OBJECTIVE:
Transcribe the material in full. Nothing should differ except that the pictures are left out.
++++ RECORDS SHOWN
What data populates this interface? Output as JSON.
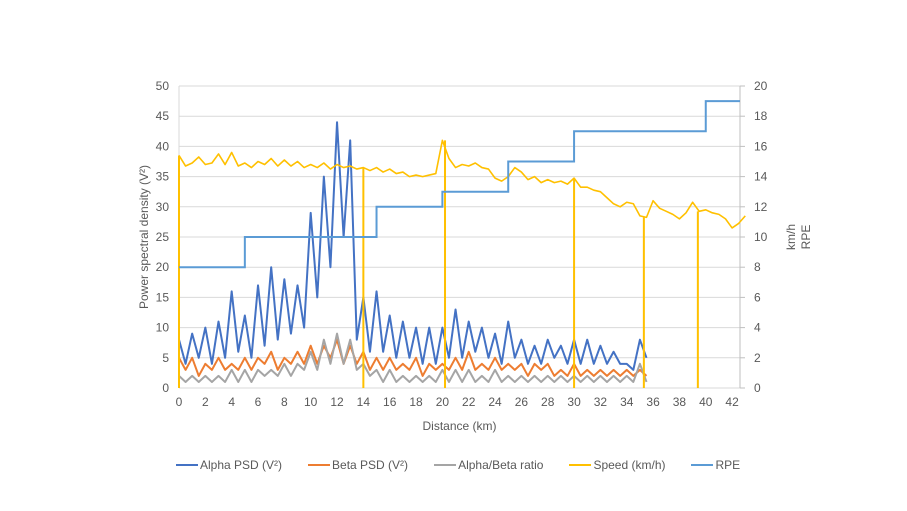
{
  "chart_data": {
    "type": "line",
    "title": "",
    "xlabel": "Distance (km)",
    "ylabel": "Power spectral density (V²)",
    "y2label": [
      "km/h",
      "RPE"
    ],
    "xlim": [
      0,
      42.6
    ],
    "ylim": [
      0,
      50
    ],
    "y2lim": [
      0,
      20
    ],
    "x_ticks": [
      "0",
      "2",
      "4",
      "6",
      "8",
      "10",
      "12",
      "14",
      "16",
      "18",
      "20",
      "22",
      "24",
      "26",
      "28",
      "30",
      "32",
      "34",
      "36",
      "38",
      "40",
      "42"
    ],
    "y_ticks": [
      "0",
      "5",
      "10",
      "15",
      "20",
      "25",
      "30",
      "35",
      "40",
      "45",
      "50"
    ],
    "y2_ticks": [
      "0",
      "2",
      "4",
      "6",
      "8",
      "10",
      "12",
      "14",
      "16",
      "18",
      "20"
    ],
    "grid": true,
    "legend_position": "bottom",
    "psd_x_step_km": 0.5,
    "series": [
      {
        "name": "Alpha PSD (V²)",
        "color": "#4472C4",
        "axis": "left",
        "values": [
          8,
          4,
          9,
          5,
          10,
          4,
          11,
          5,
          16,
          6,
          12,
          5,
          17,
          7,
          20,
          8,
          18,
          9,
          17,
          10,
          29,
          15,
          35,
          20,
          44,
          25,
          41,
          8,
          15,
          6,
          16,
          6,
          12,
          5,
          11,
          5,
          10,
          4,
          10,
          4,
          10,
          5,
          13,
          5,
          11,
          6,
          10,
          5,
          9,
          4,
          11,
          5,
          8,
          4,
          7,
          4,
          8,
          5,
          7,
          4,
          8,
          4,
          8,
          4,
          7,
          4,
          6,
          4,
          4,
          3,
          8,
          5
        ]
      },
      {
        "name": "Beta PSD (V²)",
        "color": "#ED7D31",
        "axis": "left",
        "values": [
          5,
          3,
          5,
          2,
          4,
          3,
          5,
          3,
          4,
          3,
          5,
          3,
          5,
          4,
          6,
          3,
          5,
          4,
          6,
          4,
          7,
          4,
          7,
          5,
          8,
          4,
          7,
          4,
          6,
          3,
          5,
          3,
          5,
          3,
          4,
          3,
          5,
          2,
          4,
          3,
          4,
          3,
          5,
          3,
          6,
          3,
          4,
          3,
          5,
          3,
          4,
          3,
          4,
          2,
          4,
          3,
          4,
          2,
          3,
          2,
          4,
          2,
          3,
          2,
          3,
          2,
          3,
          2,
          3,
          2,
          3,
          2
        ]
      },
      {
        "name": "Alpha/Beta ratio",
        "color": "#A5A5A5",
        "axis": "left",
        "values": [
          2,
          1,
          2,
          1,
          2,
          1,
          2,
          1,
          3,
          1,
          3,
          1,
          3,
          2,
          3,
          2,
          4,
          2,
          4,
          3,
          6,
          3,
          8,
          4,
          9,
          4,
          8,
          3,
          4,
          2,
          3,
          1,
          3,
          1,
          2,
          1,
          2,
          1,
          2,
          1,
          3,
          1,
          3,
          1,
          3,
          1,
          2,
          1,
          3,
          1,
          2,
          1,
          2,
          1,
          2,
          1,
          2,
          1,
          2,
          1,
          2,
          1,
          2,
          1,
          2,
          1,
          2,
          1,
          2,
          1,
          4,
          1
        ]
      },
      {
        "name": "Speed (km/h)",
        "color": "#FFC000",
        "axis": "right",
        "x_step_km": 0.5,
        "values": [
          15.4,
          14.7,
          14.9,
          15.3,
          14.8,
          14.9,
          15.5,
          14.8,
          15.6,
          14.7,
          14.9,
          14.6,
          15.0,
          14.8,
          15.2,
          14.7,
          15.1,
          14.7,
          15.0,
          14.6,
          14.8,
          14.6,
          14.9,
          14.5,
          14.8,
          14.6,
          14.7,
          14.5,
          14.6,
          14.4,
          14.6,
          14.3,
          14.5,
          14.2,
          14.3,
          14.0,
          14.1,
          14.0,
          14.1,
          14.2,
          16.4,
          15.2,
          14.6,
          14.8,
          14.7,
          14.9,
          14.6,
          14.5,
          13.9,
          13.7,
          14.0,
          14.6,
          14.3,
          13.8,
          14.0,
          13.6,
          13.8,
          13.6,
          13.7,
          13.5,
          13.9,
          13.3,
          13.3,
          13.1,
          13.0,
          12.6,
          12.2,
          12.0,
          12.3,
          12.2,
          11.4,
          11.3,
          12.4,
          11.9,
          11.7,
          11.5,
          11.2,
          11.6,
          12.3,
          11.7,
          11.8,
          11.6,
          11.5,
          11.2,
          10.6,
          10.9,
          11.4
        ],
        "dropouts_km": [
          0,
          14,
          20.2,
          30,
          35.3,
          39.4
        ]
      },
      {
        "name": "RPE",
        "color": "#5B9BD5",
        "axis": "right",
        "type": "step",
        "steps": [
          {
            "from": 0,
            "to": 5,
            "value": 8
          },
          {
            "from": 5,
            "to": 15,
            "value": 10
          },
          {
            "from": 15,
            "to": 20,
            "value": 12
          },
          {
            "from": 20,
            "to": 25,
            "value": 13
          },
          {
            "from": 25,
            "to": 30,
            "value": 15
          },
          {
            "from": 30,
            "to": 40,
            "value": 17
          },
          {
            "from": 40,
            "to": 42.6,
            "value": 19
          }
        ]
      }
    ]
  }
}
++++++++
TASK RESPONSE:
What data populates this interface? Output as JSON.
{
  "chart_data": {
    "type": "line",
    "title": "",
    "xlabel": "Distance (km)",
    "ylabel": "Power spectral density (V²)",
    "y2label": [
      "km/h",
      "RPE"
    ],
    "xlim": [
      0,
      42.6
    ],
    "ylim": [
      0,
      50
    ],
    "y2lim": [
      0,
      20
    ],
    "x_ticks": [
      "0",
      "2",
      "4",
      "6",
      "8",
      "10",
      "12",
      "14",
      "16",
      "18",
      "20",
      "22",
      "24",
      "26",
      "28",
      "30",
      "32",
      "34",
      "36",
      "38",
      "40",
      "42"
    ],
    "y_ticks": [
      "0",
      "5",
      "10",
      "15",
      "20",
      "25",
      "30",
      "35",
      "40",
      "45",
      "50"
    ],
    "y2_ticks": [
      "0",
      "2",
      "4",
      "6",
      "8",
      "10",
      "12",
      "14",
      "16",
      "18",
      "20"
    ],
    "grid": true,
    "legend_position": "bottom",
    "psd_x_step_km": 0.5,
    "series": [
      {
        "name": "Alpha PSD (V²)",
        "color": "#4472C4",
        "axis": "left",
        "values": [
          8,
          4,
          9,
          5,
          10,
          4,
          11,
          5,
          16,
          6,
          12,
          5,
          17,
          7,
          20,
          8,
          18,
          9,
          17,
          10,
          29,
          15,
          35,
          20,
          44,
          25,
          41,
          8,
          15,
          6,
          16,
          6,
          12,
          5,
          11,
          5,
          10,
          4,
          10,
          4,
          10,
          5,
          13,
          5,
          11,
          6,
          10,
          5,
          9,
          4,
          11,
          5,
          8,
          4,
          7,
          4,
          8,
          5,
          7,
          4,
          8,
          4,
          8,
          4,
          7,
          4,
          6,
          4,
          4,
          3,
          8,
          5
        ]
      },
      {
        "name": "Beta PSD (V²)",
        "color": "#ED7D31",
        "axis": "left",
        "values": [
          5,
          3,
          5,
          2,
          4,
          3,
          5,
          3,
          4,
          3,
          5,
          3,
          5,
          4,
          6,
          3,
          5,
          4,
          6,
          4,
          7,
          4,
          7,
          5,
          8,
          4,
          7,
          4,
          6,
          3,
          5,
          3,
          5,
          3,
          4,
          3,
          5,
          2,
          4,
          3,
          4,
          3,
          5,
          3,
          6,
          3,
          4,
          3,
          5,
          3,
          4,
          3,
          4,
          2,
          4,
          3,
          4,
          2,
          3,
          2,
          4,
          2,
          3,
          2,
          3,
          2,
          3,
          2,
          3,
          2,
          3,
          2
        ]
      },
      {
        "name": "Alpha/Beta ratio",
        "color": "#A5A5A5",
        "axis": "left",
        "values": [
          2,
          1,
          2,
          1,
          2,
          1,
          2,
          1,
          3,
          1,
          3,
          1,
          3,
          2,
          3,
          2,
          4,
          2,
          4,
          3,
          6,
          3,
          8,
          4,
          9,
          4,
          8,
          3,
          4,
          2,
          3,
          1,
          3,
          1,
          2,
          1,
          2,
          1,
          2,
          1,
          3,
          1,
          3,
          1,
          3,
          1,
          2,
          1,
          3,
          1,
          2,
          1,
          2,
          1,
          2,
          1,
          2,
          1,
          2,
          1,
          2,
          1,
          2,
          1,
          2,
          1,
          2,
          1,
          2,
          1,
          4,
          1
        ]
      },
      {
        "name": "Speed (km/h)",
        "color": "#FFC000",
        "axis": "right",
        "x_step_km": 0.5,
        "values": [
          15.4,
          14.7,
          14.9,
          15.3,
          14.8,
          14.9,
          15.5,
          14.8,
          15.6,
          14.7,
          14.9,
          14.6,
          15.0,
          14.8,
          15.2,
          14.7,
          15.1,
          14.7,
          15.0,
          14.6,
          14.8,
          14.6,
          14.9,
          14.5,
          14.8,
          14.6,
          14.7,
          14.5,
          14.6,
          14.4,
          14.6,
          14.3,
          14.5,
          14.2,
          14.3,
          14.0,
          14.1,
          14.0,
          14.1,
          14.2,
          16.4,
          15.2,
          14.6,
          14.8,
          14.7,
          14.9,
          14.6,
          14.5,
          13.9,
          13.7,
          14.0,
          14.6,
          14.3,
          13.8,
          14.0,
          13.6,
          13.8,
          13.6,
          13.7,
          13.5,
          13.9,
          13.3,
          13.3,
          13.1,
          13.0,
          12.6,
          12.2,
          12.0,
          12.3,
          12.2,
          11.4,
          11.3,
          12.4,
          11.9,
          11.7,
          11.5,
          11.2,
          11.6,
          12.3,
          11.7,
          11.8,
          11.6,
          11.5,
          11.2,
          10.6,
          10.9,
          11.4
        ],
        "dropouts_km": [
          0,
          14,
          20.2,
          30,
          35.3,
          39.4
        ]
      },
      {
        "name": "RPE",
        "color": "#5B9BD5",
        "axis": "right",
        "type": "step",
        "steps": [
          {
            "from": 0,
            "to": 5,
            "value": 8
          },
          {
            "from": 5,
            "to": 15,
            "value": 10
          },
          {
            "from": 15,
            "to": 20,
            "value": 12
          },
          {
            "from": 20,
            "to": 25,
            "value": 13
          },
          {
            "from": 25,
            "to": 30,
            "value": 15
          },
          {
            "from": 30,
            "to": 40,
            "value": 17
          },
          {
            "from": 40,
            "to": 42.6,
            "value": 19
          }
        ]
      }
    ]
  }
}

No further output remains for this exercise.